* START Task input *

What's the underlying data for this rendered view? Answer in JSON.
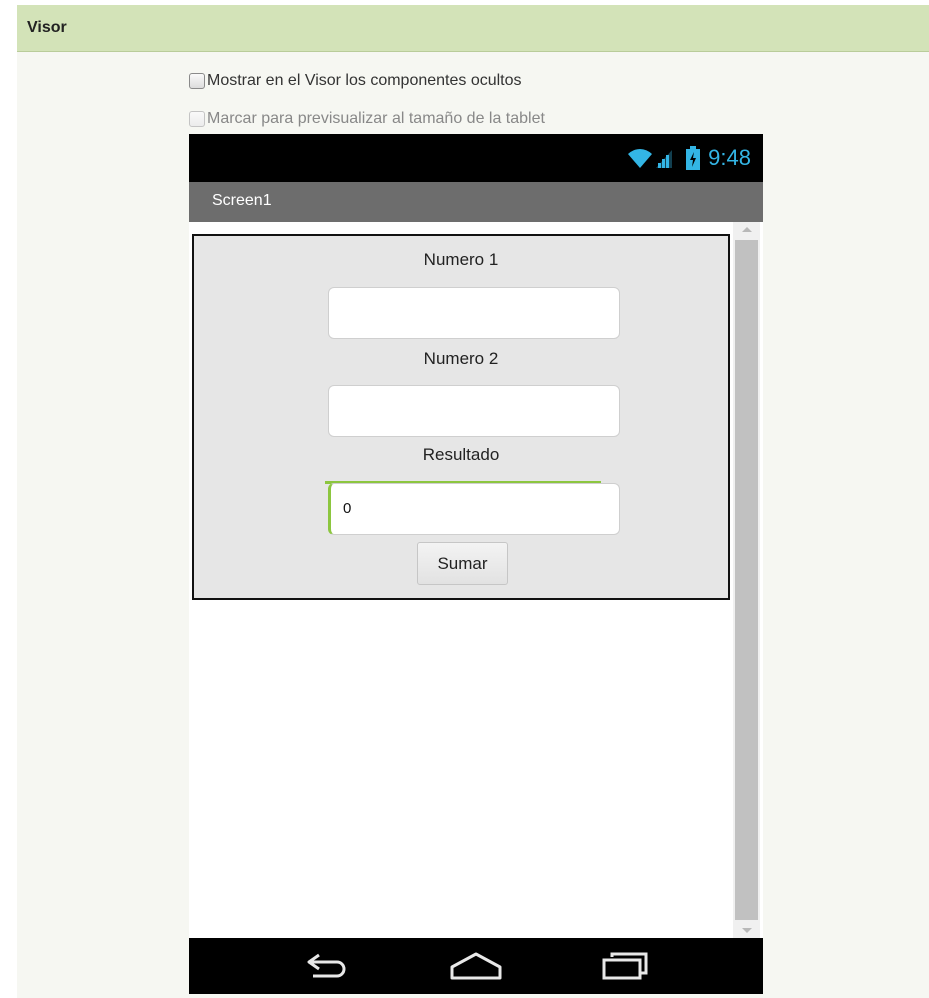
{
  "panel": {
    "title": "Visor",
    "options": [
      {
        "label": "Mostrar en el Visor los componentes ocultos",
        "checked": false,
        "enabled": true
      },
      {
        "label": "Marcar para previsualizar al tamaño de la tablet",
        "checked": false,
        "enabled": false
      }
    ]
  },
  "phone": {
    "status_time": "9:48",
    "status_icons": [
      "wifi-icon",
      "signal-icon",
      "battery-charging-icon"
    ],
    "screen_title": "Screen1",
    "form": {
      "label1": "Numero 1",
      "input1_value": "",
      "label2": "Numero 2",
      "input2_value": "",
      "label3": "Resultado",
      "result_value": "0",
      "button_label": "Sumar"
    },
    "nav_icons": [
      "back-icon",
      "home-icon",
      "recent-apps-icon"
    ]
  },
  "colors": {
    "header_bg": "#d3e3b8",
    "panel_bg": "#f6f7f2",
    "title_bar": "#6d6d6d",
    "status_accent": "#33b5e5",
    "focus_accent": "#8cc63f"
  }
}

* END Task input *

» **Job**: Among the lines above, determine how many hold the word "Visor"; report the figure alone.

» **Reply to the exercise**: 2